Dataset items:

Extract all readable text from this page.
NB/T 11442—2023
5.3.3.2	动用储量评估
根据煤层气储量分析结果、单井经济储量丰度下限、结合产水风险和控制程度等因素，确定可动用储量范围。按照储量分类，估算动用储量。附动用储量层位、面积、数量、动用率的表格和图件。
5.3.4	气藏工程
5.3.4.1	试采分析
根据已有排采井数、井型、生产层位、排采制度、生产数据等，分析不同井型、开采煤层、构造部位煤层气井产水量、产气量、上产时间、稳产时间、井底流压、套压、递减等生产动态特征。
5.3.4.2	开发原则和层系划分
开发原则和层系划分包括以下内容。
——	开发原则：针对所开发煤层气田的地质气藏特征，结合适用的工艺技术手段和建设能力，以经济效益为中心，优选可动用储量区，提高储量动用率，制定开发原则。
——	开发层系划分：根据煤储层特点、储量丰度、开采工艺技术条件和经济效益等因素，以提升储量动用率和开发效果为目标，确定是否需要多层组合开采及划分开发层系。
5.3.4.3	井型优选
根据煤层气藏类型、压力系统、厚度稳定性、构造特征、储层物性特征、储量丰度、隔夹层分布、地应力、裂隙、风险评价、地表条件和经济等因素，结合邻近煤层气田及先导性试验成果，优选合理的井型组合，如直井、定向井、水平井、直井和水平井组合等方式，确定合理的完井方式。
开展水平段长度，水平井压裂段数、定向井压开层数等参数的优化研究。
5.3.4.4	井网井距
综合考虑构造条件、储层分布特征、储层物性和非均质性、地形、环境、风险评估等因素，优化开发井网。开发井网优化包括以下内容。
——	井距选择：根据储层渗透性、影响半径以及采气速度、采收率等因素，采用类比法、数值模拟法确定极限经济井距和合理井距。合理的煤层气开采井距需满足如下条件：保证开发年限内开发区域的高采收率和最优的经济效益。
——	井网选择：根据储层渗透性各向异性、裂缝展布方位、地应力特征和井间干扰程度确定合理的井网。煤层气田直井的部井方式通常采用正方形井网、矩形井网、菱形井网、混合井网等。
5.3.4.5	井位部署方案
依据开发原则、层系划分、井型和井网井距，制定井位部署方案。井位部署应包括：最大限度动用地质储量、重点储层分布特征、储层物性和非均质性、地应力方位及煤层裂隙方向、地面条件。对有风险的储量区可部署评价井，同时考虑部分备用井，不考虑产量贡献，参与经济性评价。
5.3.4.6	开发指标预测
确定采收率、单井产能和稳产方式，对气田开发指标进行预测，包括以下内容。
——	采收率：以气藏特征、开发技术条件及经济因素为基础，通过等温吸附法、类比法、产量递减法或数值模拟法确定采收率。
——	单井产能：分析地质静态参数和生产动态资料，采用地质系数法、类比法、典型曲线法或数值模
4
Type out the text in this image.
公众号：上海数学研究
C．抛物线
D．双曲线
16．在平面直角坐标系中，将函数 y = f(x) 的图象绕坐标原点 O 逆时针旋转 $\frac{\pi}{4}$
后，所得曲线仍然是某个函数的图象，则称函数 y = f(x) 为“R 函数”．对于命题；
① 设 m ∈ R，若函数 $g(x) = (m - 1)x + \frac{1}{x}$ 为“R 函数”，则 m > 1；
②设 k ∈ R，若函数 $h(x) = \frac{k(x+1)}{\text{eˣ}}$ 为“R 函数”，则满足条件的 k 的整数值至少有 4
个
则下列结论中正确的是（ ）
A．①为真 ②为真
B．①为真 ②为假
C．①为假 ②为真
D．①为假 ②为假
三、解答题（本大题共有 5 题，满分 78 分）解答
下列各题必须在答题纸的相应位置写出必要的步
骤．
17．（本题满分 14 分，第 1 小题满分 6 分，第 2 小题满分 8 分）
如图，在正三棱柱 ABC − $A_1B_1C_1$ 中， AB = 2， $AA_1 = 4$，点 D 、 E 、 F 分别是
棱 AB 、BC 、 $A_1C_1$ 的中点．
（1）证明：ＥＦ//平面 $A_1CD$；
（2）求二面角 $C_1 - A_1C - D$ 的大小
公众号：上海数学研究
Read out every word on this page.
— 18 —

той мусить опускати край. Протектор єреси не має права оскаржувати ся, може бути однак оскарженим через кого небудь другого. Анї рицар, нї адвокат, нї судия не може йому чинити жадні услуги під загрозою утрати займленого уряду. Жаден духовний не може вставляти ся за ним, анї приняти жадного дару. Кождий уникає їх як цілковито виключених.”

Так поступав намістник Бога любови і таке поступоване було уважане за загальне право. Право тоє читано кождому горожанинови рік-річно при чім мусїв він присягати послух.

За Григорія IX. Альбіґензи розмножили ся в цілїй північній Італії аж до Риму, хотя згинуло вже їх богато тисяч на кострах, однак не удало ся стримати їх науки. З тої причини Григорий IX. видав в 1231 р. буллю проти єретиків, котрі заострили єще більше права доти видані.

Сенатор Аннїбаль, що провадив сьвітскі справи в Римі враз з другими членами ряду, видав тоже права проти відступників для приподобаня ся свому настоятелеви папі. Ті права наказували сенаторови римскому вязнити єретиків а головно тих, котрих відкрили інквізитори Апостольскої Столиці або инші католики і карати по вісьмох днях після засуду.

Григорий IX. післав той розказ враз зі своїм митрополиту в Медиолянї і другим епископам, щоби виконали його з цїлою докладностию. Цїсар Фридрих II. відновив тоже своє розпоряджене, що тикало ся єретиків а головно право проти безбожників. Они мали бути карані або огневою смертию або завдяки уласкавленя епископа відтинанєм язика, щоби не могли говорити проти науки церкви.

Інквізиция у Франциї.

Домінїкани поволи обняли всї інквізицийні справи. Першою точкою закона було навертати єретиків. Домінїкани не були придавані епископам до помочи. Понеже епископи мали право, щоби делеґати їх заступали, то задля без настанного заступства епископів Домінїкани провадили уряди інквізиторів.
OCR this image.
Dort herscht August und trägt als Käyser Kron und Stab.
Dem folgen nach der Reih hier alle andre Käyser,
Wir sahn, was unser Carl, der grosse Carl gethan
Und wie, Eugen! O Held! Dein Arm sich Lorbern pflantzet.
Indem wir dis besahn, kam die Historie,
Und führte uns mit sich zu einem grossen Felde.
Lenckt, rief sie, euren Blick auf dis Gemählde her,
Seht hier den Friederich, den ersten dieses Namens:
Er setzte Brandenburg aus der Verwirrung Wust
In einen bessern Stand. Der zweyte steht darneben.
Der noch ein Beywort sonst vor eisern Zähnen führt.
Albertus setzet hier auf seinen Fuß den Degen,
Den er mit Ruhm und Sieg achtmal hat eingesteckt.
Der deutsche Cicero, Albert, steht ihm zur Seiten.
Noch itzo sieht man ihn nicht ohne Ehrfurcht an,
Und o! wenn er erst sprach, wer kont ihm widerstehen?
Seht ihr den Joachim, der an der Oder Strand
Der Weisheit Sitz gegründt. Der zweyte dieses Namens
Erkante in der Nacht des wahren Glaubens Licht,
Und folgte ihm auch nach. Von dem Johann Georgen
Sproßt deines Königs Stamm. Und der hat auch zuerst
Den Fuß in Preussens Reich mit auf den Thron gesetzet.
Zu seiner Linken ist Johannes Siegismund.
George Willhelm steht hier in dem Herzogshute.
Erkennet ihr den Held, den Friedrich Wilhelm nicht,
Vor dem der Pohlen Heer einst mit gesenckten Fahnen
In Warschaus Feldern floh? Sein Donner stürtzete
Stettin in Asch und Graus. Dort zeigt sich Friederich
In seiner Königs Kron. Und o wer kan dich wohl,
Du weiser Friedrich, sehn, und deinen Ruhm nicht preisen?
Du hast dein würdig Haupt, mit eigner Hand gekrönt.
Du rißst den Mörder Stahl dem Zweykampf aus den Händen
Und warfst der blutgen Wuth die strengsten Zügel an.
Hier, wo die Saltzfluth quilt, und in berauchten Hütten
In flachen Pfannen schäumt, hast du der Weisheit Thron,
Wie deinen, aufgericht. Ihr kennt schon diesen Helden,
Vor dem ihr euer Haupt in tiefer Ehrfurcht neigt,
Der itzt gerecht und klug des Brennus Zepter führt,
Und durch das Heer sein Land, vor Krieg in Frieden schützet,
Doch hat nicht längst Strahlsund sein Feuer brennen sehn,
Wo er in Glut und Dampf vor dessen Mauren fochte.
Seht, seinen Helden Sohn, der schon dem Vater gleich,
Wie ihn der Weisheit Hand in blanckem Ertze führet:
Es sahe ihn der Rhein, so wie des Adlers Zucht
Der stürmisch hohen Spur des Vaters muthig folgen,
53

Problem description: Scan the data for the word "image" and copy every line where it shows up.

Result of the task:
Type out the text in this image.
OCR this image.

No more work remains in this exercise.